▶ _SUPPLIED MATERIAL_
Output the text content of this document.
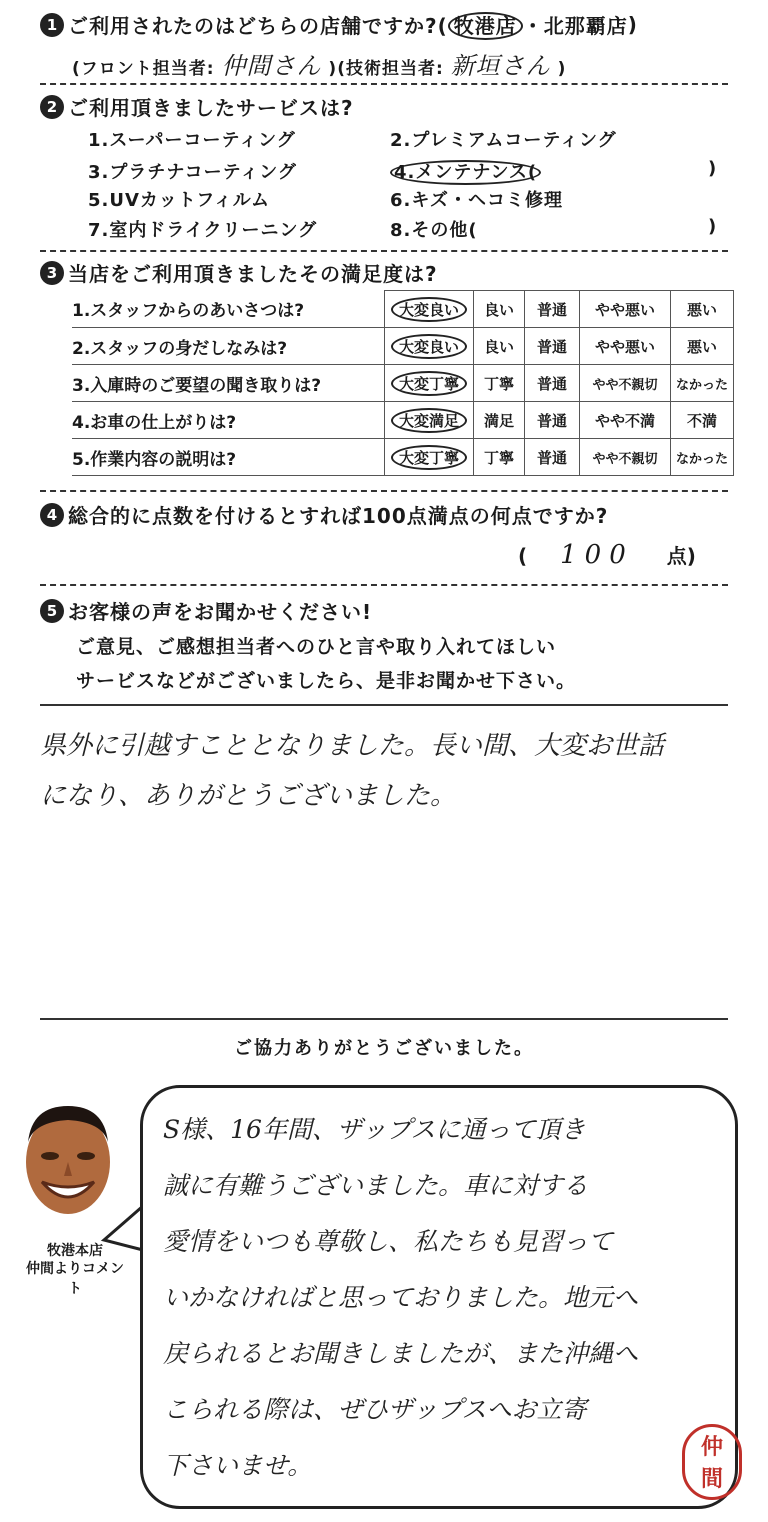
1 ご利用されたのはどちらの店舗ですか?( 牧港店 ・北那覇店)
(フロント担当者: 仲間さん )(技術担当者: 新垣さん )
2 ご利用頂きましたサービスは?
1.スーパーコーティング	2.プレミアムコーティング
3.プラチナコーティング	4.メンテナンス(	)
5.UVカットフィルム	6.キズ・ヘコミ修理
7.室内ドライクリーニング	8.その他(	)
3 当店をご利用頂きましたその満足度は?
1.スタッフからのあいさつは?	大変良い	良い	普通	やや悪い	悪い
2.スタッフの身だしなみは?	大変良い	良い	普通	やや悪い	悪い
3.入庫時のご要望の聞き取りは?	大変丁寧	丁寧	普通	やや不親切	なかった
4.お車の仕上がりは?	大変満足	満足	普通	やや不満	不満
5.作業内容の説明は?	大変丁寧	丁寧	普通	やや不親切	なかった
4 総合的に点数を付けるとすれば100点満点の何点ですか?
( 100 点)
5 お客様の声をお聞かせください!
ご意見、ご感想担当者へのひと言や取り入れてほしい
サービスなどがございましたら、是非お聞かせ下さい。
県外に引越すこととなりました。長い間、大変お世話
になり、ありがとうございました。
ご協力ありがとうございました。
牧港本店
仲間よりコメント
S様、16年間、ザップスに通って頂き
誠に有難うございました。車に対する
愛情をいつも尊敬し、私たちも見習って
いかなければと思っておりました。地元へ
戻られるとお聞きしましたが、また沖縄へ
こられる際は、ぜひザップスへお立寄
下さいませ。
仲
間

▶ _TASK_
Quote the full listing above word for word; exclude every picture from the copy.

▶ _RESULT OF THIS TASK_
Output the text content of this document.
1 ご利用されたのはどちらの店舗ですか?( 牧港店 ・北那覇店)
(フロント担当者: 仲間さん )(技術担当者: 新垣さん )
2 ご利用頂きましたサービスは?
1.スーパーコーティング	2.プレミアムコーティング
3.プラチナコーティング	4.メンテナンス(	)
5.UVカットフィルム	6.キズ・ヘコミ修理
7.室内ドライクリーニング	8.その他(	)
3 当店をご利用頂きましたその満足度は?
1.スタッフからのあいさつは?	大変良い	良い	普通	やや悪い	悪い
2.スタッフの身だしなみは?	大変良い	良い	普通	やや悪い	悪い
3.入庫時のご要望の聞き取りは?	大変丁寧	丁寧	普通	やや不親切	なかった
4.お車の仕上がりは?	大変満足	満足	普通	やや不満	不満
5.作業内容の説明は?	大変丁寧	丁寧	普通	やや不親切	なかった
4 総合的に点数を付けるとすれば100点満点の何点ですか?
( 100 点)
5 お客様の声をお聞かせください!
ご意見、ご感想担当者へのひと言や取り入れてほしい
サービスなどがございましたら、是非お聞かせ下さい。
県外に引越すこととなりました。長い間、大変お世話
になり、ありがとうございました。
ご協力ありがとうございました。
牧港本店
仲間よりコメント
S様、16年間、ザップスに通って頂き
誠に有難うございました。車に対する
愛情をいつも尊敬し、私たちも見習って
いかなければと思っておりました。地元へ
戻られるとお聞きしましたが、また沖縄へ
こられる際は、ぜひザップスへお立寄
下さいませ。
仲
間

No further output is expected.